Problem -
Quote all of the entries word for word.

Records:
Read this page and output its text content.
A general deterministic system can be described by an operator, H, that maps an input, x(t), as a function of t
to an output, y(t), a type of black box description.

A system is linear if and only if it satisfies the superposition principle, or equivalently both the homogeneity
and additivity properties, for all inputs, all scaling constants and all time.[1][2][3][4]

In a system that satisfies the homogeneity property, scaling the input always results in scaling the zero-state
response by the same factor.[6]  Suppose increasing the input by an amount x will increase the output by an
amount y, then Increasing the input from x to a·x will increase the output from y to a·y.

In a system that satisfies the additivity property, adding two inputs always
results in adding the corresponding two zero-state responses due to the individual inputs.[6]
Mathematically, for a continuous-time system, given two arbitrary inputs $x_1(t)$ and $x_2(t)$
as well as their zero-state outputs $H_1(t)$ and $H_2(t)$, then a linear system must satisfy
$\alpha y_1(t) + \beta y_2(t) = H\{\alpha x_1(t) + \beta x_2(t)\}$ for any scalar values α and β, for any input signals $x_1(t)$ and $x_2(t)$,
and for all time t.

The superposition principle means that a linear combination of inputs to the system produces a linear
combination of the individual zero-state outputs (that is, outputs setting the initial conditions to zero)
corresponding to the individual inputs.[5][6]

Task answer -
Read this page and output its text content.
A general deterministic system can be described by an operator, H, that maps an input, x(t), as a function of t
to an output, y(t), a type of black box description.

A system is linear if and only if it satisfies the superposition principle, or equivalently both the homogeneity
and additivity properties, for all inputs, all scaling constants and all time.[1][2][3][4]

In a system that satisfies the homogeneity property, scaling the input always results in scaling the zero-state
response by the same factor.[6]  Suppose increasing the input by an amount x will increase the output by an
amount y, then Increasing the input from x to a·x will increase the output from y to a·y.

In a system that satisfies the additivity property, adding two inputs always
results in adding the corresponding two zero-state responses due to the individual inputs.[6]
Mathematically, for a continuous-time system, given two arbitrary inputs $x_1(t)$ and $x_2(t)$
as well as their zero-state outputs $H_1(t)$ and $H_2(t)$, then a linear system must satisfy
$\alpha y_1(t) + \beta y_2(t) = H\{\alpha x_1(t) + \beta x_2(t)\}$ for any scalar values α and β, for any input signals $x_1(t)$ and $x_2(t)$,
and for all time t.

The superposition principle means that a linear combination of inputs to the system produces a linear
combination of the individual zero-state outputs (that is, outputs setting the initial conditions to zero)
corresponding to the individual inputs.[5][6]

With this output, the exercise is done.